• Task objective: Continue the passage on aircraft and missile structural steels from where it stops.

This chapter contains the engineering properties and related characteristics of steels used in aircraft and missile structural applications. General comments on engineering properties and other considerations related to alloy selection are presented in Section 2.1. Mechanical and physical property data and characteristics pertinent to specific steel groups or individual steels are reported in Sections 2.2 through 2.7. Element properties are presented in Section 2.8.
The selection of the proper grade of steel for a specific application is based on material properties and on manufacturing, environmental, and economic considerations. Some of these considerations are outlined in the sections that follow.
The steel alloys listed in this chapter are arranged in major sections that identify broad classifications of steel partly associated with major alloying elements, partly associated with processing, and consistent generally with steel-making technology. Specific alloys are identified as shown in Table 2.1.1 (see the Steel Alloy Index at the top of this page).
One of the major factors contributing to the general utility of steels is the wide range of mechanical properties which can be obtained by heat treatment. For example, softness and good ductility may be required during fabrication of a part and very high strength during its service life. Both sets of properties are obtainable in the same material.

• Information supplied:

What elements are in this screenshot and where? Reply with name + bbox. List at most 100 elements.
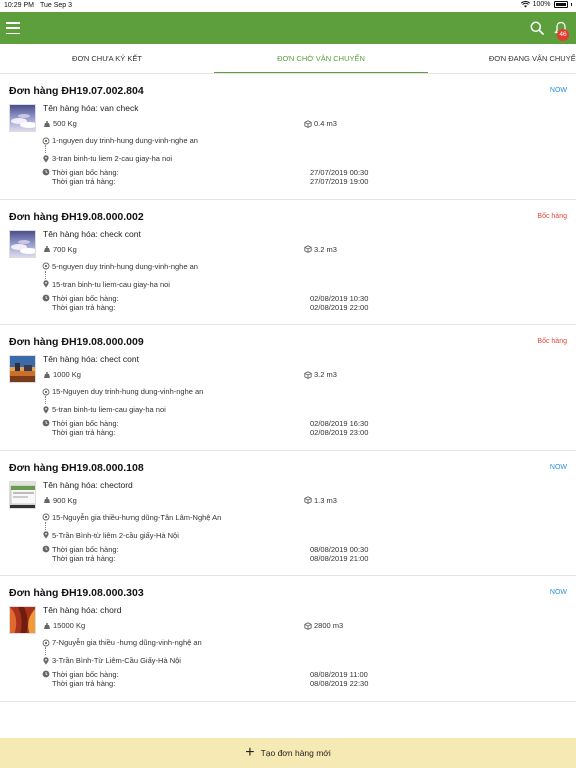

• Answer to the exercise:
All steels can be softened to a greater or lesser degree by annealing, depending on the chemical composition of the specific steel. Annealing is achieved by heating the steel to an appropriate temperature, holding, then cooling it at the proper rate.
Likewise, steels can be hardened or strengthened by means of cold working, heat treating, or a combination of these.
Cold working is the method used to strengthen both the low-carbon unalloyed steels and the highly alloyed austenitic stainless steels. Only moderately high strength levels can be attained in the former, but the latter can be cold rolled to quite high strength levels, or “tempers.” These are commonly supplied to specified minimum strength levels.
Heat treating is the principal method for strengthening the remainder of the steels (the low-carbon steels and the austenitic steels cannot be strengthened by heat treatment). The heat treatment of steel may be of three types: martensitic hardening, age hardening, and austempering. Carbon and alloy steels are martensitic-hardened by heating to a high temperature, or “austenitizing,” and cooling at a recommended rate, often by quenching in oil or water. This is followed by “tempering,” which consists of reheating to an intermediate temperature to relieve internal stresses and to improve toughness.
The maximum hardness of carbon and alloy steels, quenched rapidly to avoid the nose of the isothermal transformation curve, is a function in general of the alloy content, particularly the carbon content. Both the maximum thickness for complete hardening or the depth to which an alloy will harden under specific cooling conditions, and the distribution of hardness can be used as a measure of a material’s hardenability.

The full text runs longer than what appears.